**EXERCISE GOAL**: Transcribe all of the material exactly, except for its pictures.
§
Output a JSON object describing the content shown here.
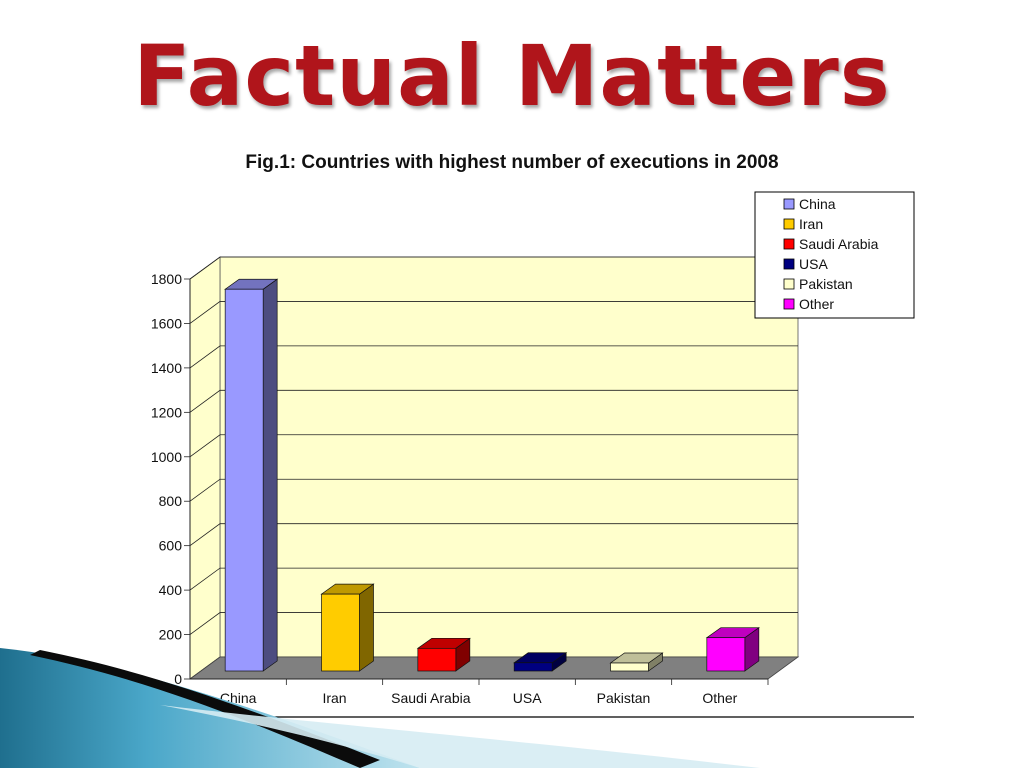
{
  "slide": {
    "title": "Factual Matters",
    "colors": {
      "title": "#b0151b",
      "wall": "#ffffcc",
      "floor": "#808080"
    }
  },
  "chart_data": {
    "type": "bar",
    "title": "Fig.1: Countries with highest number of executions in 2008",
    "categories": [
      "China",
      "Iran",
      "Saudi Arabia",
      "USA",
      "Pakistan",
      "Other"
    ],
    "values": [
      1718,
      346,
      102,
      37,
      36,
      150
    ],
    "colors": [
      "#9999ff",
      "#ffcc00",
      "#ff0000",
      "#000080",
      "#ffffcc",
      "#ff00ff"
    ],
    "ylim": [
      0,
      1800
    ],
    "yticks": [
      "0",
      "200",
      "400",
      "600",
      "800",
      "1000",
      "1200",
      "1400",
      "1600",
      "1800"
    ],
    "legend": {
      "position": "top-right",
      "entries": [
        "China",
        "Iran",
        "Saudi Arabia",
        "USA",
        "Pakistan",
        "Other"
      ]
    },
    "grid": true,
    "xlabel": "",
    "ylabel": ""
  }
}
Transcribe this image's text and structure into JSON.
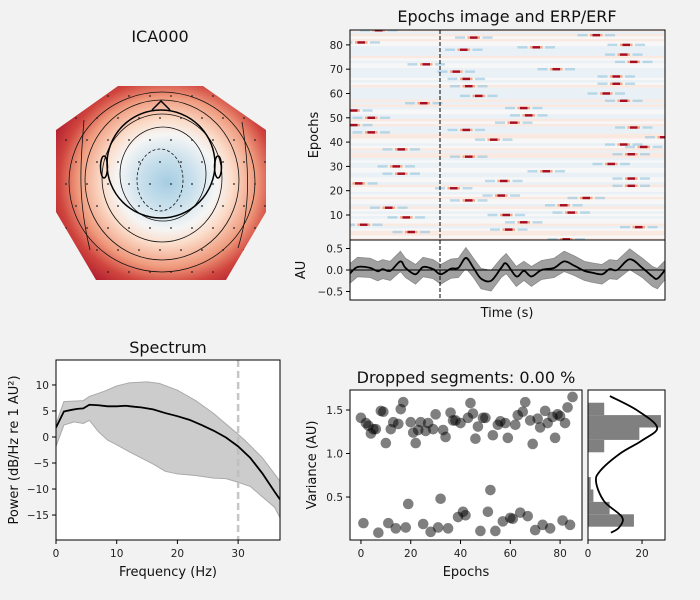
§
**EXERCISE ANSWER**:
Output a JSON object describing the content shown here.
{
  "slide": {
    "title": "Factual Matters",
    "colors": {
      "title": "#b0151b",
      "wall": "#ffffcc",
      "floor": "#808080"
    }
  },
  "chart_data": {
    "type": "bar",
    "title": "Fig.1: Countries with highest number of executions in 2008",
    "categories": [
      "China",
      "Iran",
      "Saudi Arabia",
      "USA",
      "Pakistan",
      "Other"
    ],
    "values": [
      1718,
      346,
      102,
      37,
      36,
      150
    ],
    "colors": [
      "#9999ff",
      "#ffcc00",
      "#ff0000",
      "#000080",
      "#ffffcc",
      "#ff00ff"
    ],
    "ylim": [
      0,
      1800
    ],
    "yticks": [
      "0",
      "200",
      "400",
      "600",
      "800",
      "1000",
      "1200",
      "1400",
      "1600",
      "1800"
    ],
    "legend": {
      "position": "top-right",
      "entries": [
        "China",
        "Iran",
        "Saudi Arabia",
        "USA",
        "Pakistan",
        "Other"
      ]
    },
    "grid": true,
    "xlabel": "",
    "ylabel": ""
  }
}
Transcribe this image's text and structure into JSON.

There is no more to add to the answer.